→ **Goal**
Every record here needs to be written out again exactly.

→ **Data records**
-=-=-=-=-
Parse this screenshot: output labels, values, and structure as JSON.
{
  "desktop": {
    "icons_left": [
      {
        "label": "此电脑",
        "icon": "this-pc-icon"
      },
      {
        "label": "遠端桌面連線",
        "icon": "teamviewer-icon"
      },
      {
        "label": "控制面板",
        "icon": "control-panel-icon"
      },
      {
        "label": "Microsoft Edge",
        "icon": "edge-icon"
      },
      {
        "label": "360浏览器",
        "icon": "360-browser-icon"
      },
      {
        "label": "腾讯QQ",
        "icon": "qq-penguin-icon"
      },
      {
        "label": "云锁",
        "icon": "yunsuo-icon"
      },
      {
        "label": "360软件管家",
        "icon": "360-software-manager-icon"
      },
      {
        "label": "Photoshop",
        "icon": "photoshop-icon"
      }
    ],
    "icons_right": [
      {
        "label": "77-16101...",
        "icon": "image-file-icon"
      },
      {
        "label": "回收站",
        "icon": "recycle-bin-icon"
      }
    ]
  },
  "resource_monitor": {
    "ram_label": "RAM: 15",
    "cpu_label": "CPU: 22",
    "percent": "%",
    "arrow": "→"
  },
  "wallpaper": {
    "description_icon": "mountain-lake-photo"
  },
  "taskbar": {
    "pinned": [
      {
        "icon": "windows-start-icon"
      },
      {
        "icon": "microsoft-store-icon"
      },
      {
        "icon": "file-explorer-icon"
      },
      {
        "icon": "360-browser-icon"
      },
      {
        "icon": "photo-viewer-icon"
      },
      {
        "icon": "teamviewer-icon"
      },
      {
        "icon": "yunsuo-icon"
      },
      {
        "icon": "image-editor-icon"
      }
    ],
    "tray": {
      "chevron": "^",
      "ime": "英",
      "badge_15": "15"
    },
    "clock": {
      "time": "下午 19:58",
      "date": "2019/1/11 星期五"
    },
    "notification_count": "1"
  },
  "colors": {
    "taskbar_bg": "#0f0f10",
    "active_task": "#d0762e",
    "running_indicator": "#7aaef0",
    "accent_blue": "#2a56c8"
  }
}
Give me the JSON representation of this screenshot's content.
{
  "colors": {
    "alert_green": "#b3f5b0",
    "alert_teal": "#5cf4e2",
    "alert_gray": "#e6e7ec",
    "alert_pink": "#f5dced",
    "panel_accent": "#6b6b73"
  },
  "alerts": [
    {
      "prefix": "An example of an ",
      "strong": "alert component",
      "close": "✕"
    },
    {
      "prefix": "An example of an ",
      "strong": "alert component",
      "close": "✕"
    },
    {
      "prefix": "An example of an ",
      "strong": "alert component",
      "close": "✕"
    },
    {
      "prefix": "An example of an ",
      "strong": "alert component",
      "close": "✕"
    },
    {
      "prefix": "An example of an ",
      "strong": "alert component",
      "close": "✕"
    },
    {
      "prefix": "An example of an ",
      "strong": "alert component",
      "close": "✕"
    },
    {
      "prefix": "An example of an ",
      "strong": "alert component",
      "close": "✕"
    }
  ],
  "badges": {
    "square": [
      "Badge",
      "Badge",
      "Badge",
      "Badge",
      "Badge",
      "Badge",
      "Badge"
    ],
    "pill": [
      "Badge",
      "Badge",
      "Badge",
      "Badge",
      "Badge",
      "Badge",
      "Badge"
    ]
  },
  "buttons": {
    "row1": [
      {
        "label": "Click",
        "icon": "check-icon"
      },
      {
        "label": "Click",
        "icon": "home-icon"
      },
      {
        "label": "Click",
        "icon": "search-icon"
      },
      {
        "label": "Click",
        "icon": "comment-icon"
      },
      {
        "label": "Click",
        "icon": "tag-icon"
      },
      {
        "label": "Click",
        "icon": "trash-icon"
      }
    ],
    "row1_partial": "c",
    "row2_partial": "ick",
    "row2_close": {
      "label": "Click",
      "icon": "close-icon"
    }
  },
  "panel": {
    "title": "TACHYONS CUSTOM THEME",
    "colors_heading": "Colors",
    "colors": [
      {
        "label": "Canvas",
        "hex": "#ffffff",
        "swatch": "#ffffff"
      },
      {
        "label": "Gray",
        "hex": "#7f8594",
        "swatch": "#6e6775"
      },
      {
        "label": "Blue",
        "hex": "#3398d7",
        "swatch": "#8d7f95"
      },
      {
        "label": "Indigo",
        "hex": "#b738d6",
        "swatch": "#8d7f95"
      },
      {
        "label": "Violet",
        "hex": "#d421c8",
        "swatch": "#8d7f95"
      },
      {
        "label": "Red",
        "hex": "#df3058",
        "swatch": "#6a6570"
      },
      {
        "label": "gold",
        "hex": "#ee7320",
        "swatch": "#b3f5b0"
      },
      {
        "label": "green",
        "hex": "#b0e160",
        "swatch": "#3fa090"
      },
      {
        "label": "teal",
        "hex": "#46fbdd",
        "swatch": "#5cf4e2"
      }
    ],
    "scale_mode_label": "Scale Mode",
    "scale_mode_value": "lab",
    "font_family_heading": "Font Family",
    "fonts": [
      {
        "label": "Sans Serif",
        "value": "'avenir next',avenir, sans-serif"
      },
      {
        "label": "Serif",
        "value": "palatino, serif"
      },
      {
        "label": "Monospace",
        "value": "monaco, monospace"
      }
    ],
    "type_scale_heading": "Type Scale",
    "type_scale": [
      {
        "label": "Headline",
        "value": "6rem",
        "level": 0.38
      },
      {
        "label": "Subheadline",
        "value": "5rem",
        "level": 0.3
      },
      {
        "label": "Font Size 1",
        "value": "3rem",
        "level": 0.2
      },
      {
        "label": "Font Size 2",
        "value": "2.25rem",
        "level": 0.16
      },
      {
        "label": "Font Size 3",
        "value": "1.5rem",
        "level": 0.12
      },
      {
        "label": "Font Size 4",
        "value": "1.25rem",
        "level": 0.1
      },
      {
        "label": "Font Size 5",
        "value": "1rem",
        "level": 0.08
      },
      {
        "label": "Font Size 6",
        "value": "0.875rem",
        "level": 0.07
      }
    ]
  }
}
-=-=-=-=-
→ **Task output**
Parse this screenshot: output labels, values, and structure as JSON.
{
  "desktop": {
    "icons_left": [
      {
        "label": "此电脑",
        "icon": "this-pc-icon"
      },
      {
        "label": "遠端桌面連線",
        "icon": "teamviewer-icon"
      },
      {
        "label": "控制面板",
        "icon": "control-panel-icon"
      },
      {
        "label": "Microsoft Edge",
        "icon": "edge-icon"
      },
      {
        "label": "360浏览器",
        "icon": "360-browser-icon"
      },
      {
        "label": "腾讯QQ",
        "icon": "qq-penguin-icon"
      },
      {
        "label": "云锁",
        "icon": "yunsuo-icon"
      },
      {
        "label": "360软件管家",
        "icon": "360-software-manager-icon"
      },
      {
        "label": "Photoshop",
        "icon": "photoshop-icon"
      }
    ],
    "icons_right": [
      {
        "label": "77-16101...",
        "icon": "image-file-icon"
      },
      {
        "label": "回收站",
        "icon": "recycle-bin-icon"
      }
    ]
  },
  "resource_monitor": {
    "ram_label": "RAM: 15",
    "cpu_label": "CPU: 22",
    "percent": "%",
    "arrow": "→"
  },
  "wallpaper": {
    "description_icon": "mountain-lake-photo"
  },
  "taskbar": {
    "pinned": [
      {
        "icon": "windows-start-icon"
      },
      {
        "icon": "microsoft-store-icon"
      },
      {
        "icon": "file-explorer-icon"
      },
      {
        "icon": "360-browser-icon"
      },
      {
        "icon": "photo-viewer-icon"
      },
      {
        "icon": "teamviewer-icon"
      },
      {
        "icon": "yunsuo-icon"
      },
      {
        "icon": "image-editor-icon"
      }
    ],
    "tray": {
      "chevron": "^",
      "ime": "英",
      "badge_15": "15"
    },
    "clock": {
      "time": "下午 19:58",
      "date": "2019/1/11 星期五"
    },
    "notification_count": "1"
  },
  "colors": {
    "taskbar_bg": "#0f0f10",
    "active_task": "#d0762e",
    "running_indicator": "#7aaef0",
    "accent_blue": "#2a56c8"
  }
}
Give me the JSON representation of this screenshot's content.
{
  "colors": {
    "alert_green": "#b3f5b0",
    "alert_teal": "#5cf4e2",
    "alert_gray": "#e6e7ec",
    "alert_pink": "#f5dced",
    "panel_accent": "#6b6b73"
  },
  "alerts": [
    {
      "prefix": "An example of an ",
      "strong": "alert component",
      "close": "✕"
    },
    {
      "prefix": "An example of an ",
      "strong": "alert component",
      "close": "✕"
    },
    {
      "prefix": "An example of an ",
      "strong": "alert component",
      "close": "✕"
    },
    {
      "prefix": "An example of an ",
      "strong": "alert component",
      "close": "✕"
    },
    {
      "prefix": "An example of an ",
      "strong": "alert component",
      "close": "✕"
    },
    {
      "prefix": "An example of an ",
      "strong": "alert component",
      "close": "✕"
    },
    {
      "prefix": "An example of an ",
      "strong": "alert component",
      "close": "✕"
    }
  ],
  "badges": {
    "square": [
      "Badge",
      "Badge",
      "Badge",
      "Badge",
      "Badge",
      "Badge",
      "Badge"
    ],
    "pill": [
      "Badge",
      "Badge",
      "Badge",
      "Badge",
      "Badge",
      "Badge",
      "Badge"
    ]
  },
  "buttons": {
    "row1": [
      {
        "label": "Click",
        "icon": "check-icon"
      },
      {
        "label": "Click",
        "icon": "home-icon"
      },
      {
        "label": "Click",
        "icon": "search-icon"
      },
      {
        "label": "Click",
        "icon": "comment-icon"
      },
      {
        "label": "Click",
        "icon": "tag-icon"
      },
      {
        "label": "Click",
        "icon": "trash-icon"
      }
    ],
    "row1_partial": "c",
    "row2_partial": "ick",
    "row2_close": {
      "label": "Click",
      "icon": "close-icon"
    }
  },
  "panel": {
    "title": "TACHYONS CUSTOM THEME",
    "colors_heading": "Colors",
    "colors": [
      {
        "label": "Canvas",
        "hex": "#ffffff",
        "swatch": "#ffffff"
      },
      {
        "label": "Gray",
        "hex": "#7f8594",
        "swatch": "#6e6775"
      },
      {
        "label": "Blue",
        "hex": "#3398d7",
        "swatch": "#8d7f95"
      },
      {
        "label": "Indigo",
        "hex": "#b738d6",
        "swatch": "#8d7f95"
      },
      {
        "label": "Violet",
        "hex": "#d421c8",
        "swatch": "#8d7f95"
      },
      {
        "label": "Red",
        "hex": "#df3058",
        "swatch": "#6a6570"
      },
      {
        "label": "gold",
        "hex": "#ee7320",
        "swatch": "#b3f5b0"
      },
      {
        "label": "green",
        "hex": "#b0e160",
        "swatch": "#3fa090"
      },
      {
        "label": "teal",
        "hex": "#46fbdd",
        "swatch": "#5cf4e2"
      }
    ],
    "scale_mode_label": "Scale Mode",
    "scale_mode_value": "lab",
    "font_family_heading": "Font Family",
    "fonts": [
      {
        "label": "Sans Serif",
        "value": "'avenir next',avenir, sans-serif"
      },
      {
        "label": "Serif",
        "value": "palatino, serif"
      },
      {
        "label": "Monospace",
        "value": "monaco, monospace"
      }
    ],
    "type_scale_heading": "Type Scale",
    "type_scale": [
      {
        "label": "Headline",
        "value": "6rem",
        "level": 0.38
      },
      {
        "label": "Subheadline",
        "value": "5rem",
        "level": 0.3
      },
      {
        "label": "Font Size 1",
        "value": "3rem",
        "level": 0.2
      },
      {
        "label": "Font Size 2",
        "value": "2.25rem",
        "level": 0.16
      },
      {
        "label": "Font Size 3",
        "value": "1.5rem",
        "level": 0.12
      },
      {
        "label": "Font Size 4",
        "value": "1.25rem",
        "level": 0.1
      },
      {
        "label": "Font Size 5",
        "value": "1rem",
        "level": 0.08
      },
      {
        "label": "Font Size 6",
        "value": "0.875rem",
        "level": 0.07
      }
    ]
  }
}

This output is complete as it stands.